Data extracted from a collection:
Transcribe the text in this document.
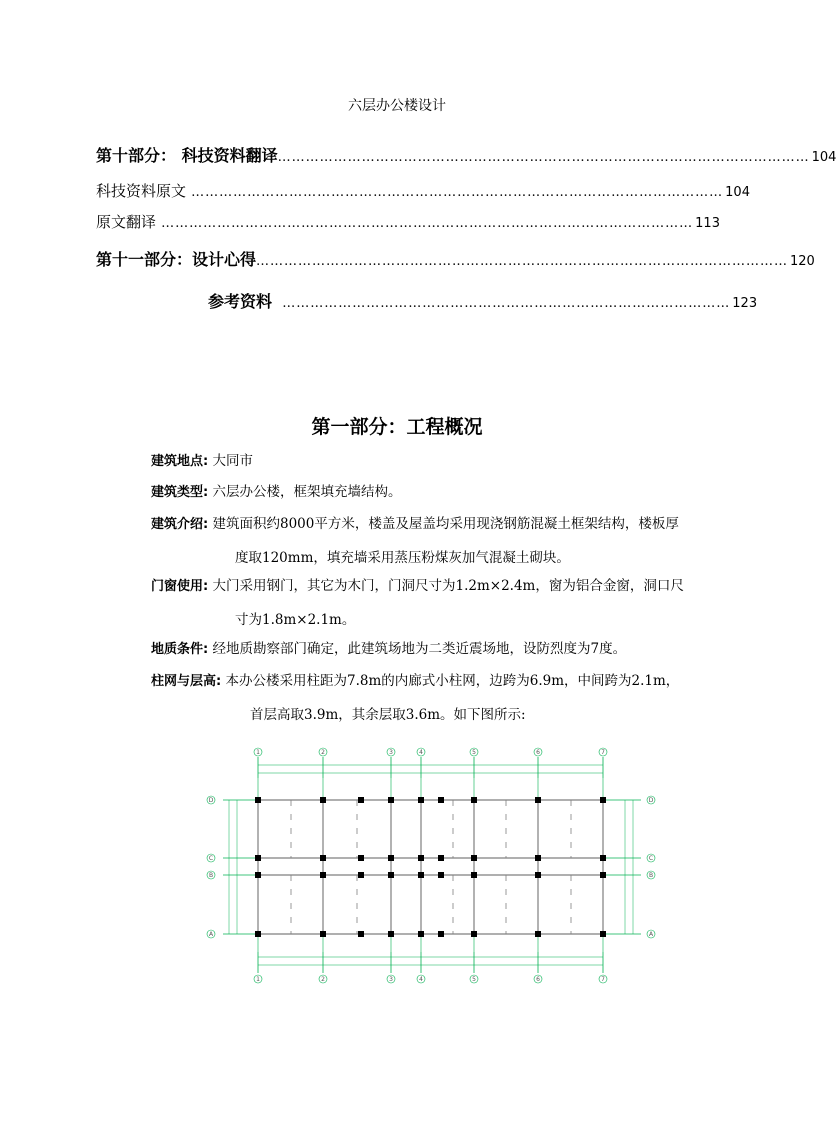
六层办公楼设计
第十部分： 科技资料翻译 …………………………………………………………………………………………………… 104
科技资料原文 …………………………………………………………………………………………………… 104
原文翻译 …………………………………………………………………………………………………… 113
第十一部分：设计心得 …………………………………………………………………………………………………… 120
参考资料 …………………………………………………………………………………… 123
第一部分：工程概况
建筑地点: 大同市
建筑类型: 六层办公楼，框架填充墙结构。
建筑介绍: 建筑面积约8000平方米，楼盖及屋盖均采用现浇钢筋混凝土框架结构，楼板厚
度取120mm，填充墙采用蒸压粉煤灰加气混凝土砌块。
门窗使用: 大门采用钢门，其它为木门，门洞尺寸为1.2m×2.4m，窗为铝合金窗，洞口尺
寸为1.8m×2.1m。
地质条件: 经地质勘察部门确定，此建筑场地为二类近震场地，设防烈度为7度。
柱网与层高: 本办公楼采用柱距为7.8m的内廊式小柱网，边跨为6.9m，中间跨为2.1m，
首层高取3.9m，其余层取3.6m。如下图所示:
1
1
2
2
3
3
4
4
5
5
6
6
7
7
D	D
C	C
B	B
A	A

_Direction:_ Leave the images out, please, and restate each line word for word.

_Task result:_
Transcribe the text in this document.
六层办公楼设计
第十部分： 科技资料翻译 …………………………………………………………………………………………………… 104
科技资料原文 …………………………………………………………………………………………………… 104
原文翻译 …………………………………………………………………………………………………… 113
第十一部分：设计心得 …………………………………………………………………………………………………… 120
参考资料 …………………………………………………………………………………… 123
第一部分：工程概况
建筑地点: 大同市
建筑类型: 六层办公楼，框架填充墙结构。
建筑介绍: 建筑面积约8000平方米，楼盖及屋盖均采用现浇钢筋混凝土框架结构，楼板厚
度取120mm，填充墙采用蒸压粉煤灰加气混凝土砌块。
门窗使用: 大门采用钢门，其它为木门，门洞尺寸为1.2m×2.4m，窗为铝合金窗，洞口尺
寸为1.8m×2.1m。
地质条件: 经地质勘察部门确定，此建筑场地为二类近震场地，设防烈度为7度。
柱网与层高: 本办公楼采用柱距为7.8m的内廊式小柱网，边跨为6.9m，中间跨为2.1m，
首层高取3.9m，其余层取3.6m。如下图所示:
1
1
2
2
3
3
4
4
5
5
6
6
7
7
D	D
C	C
B	B
A	A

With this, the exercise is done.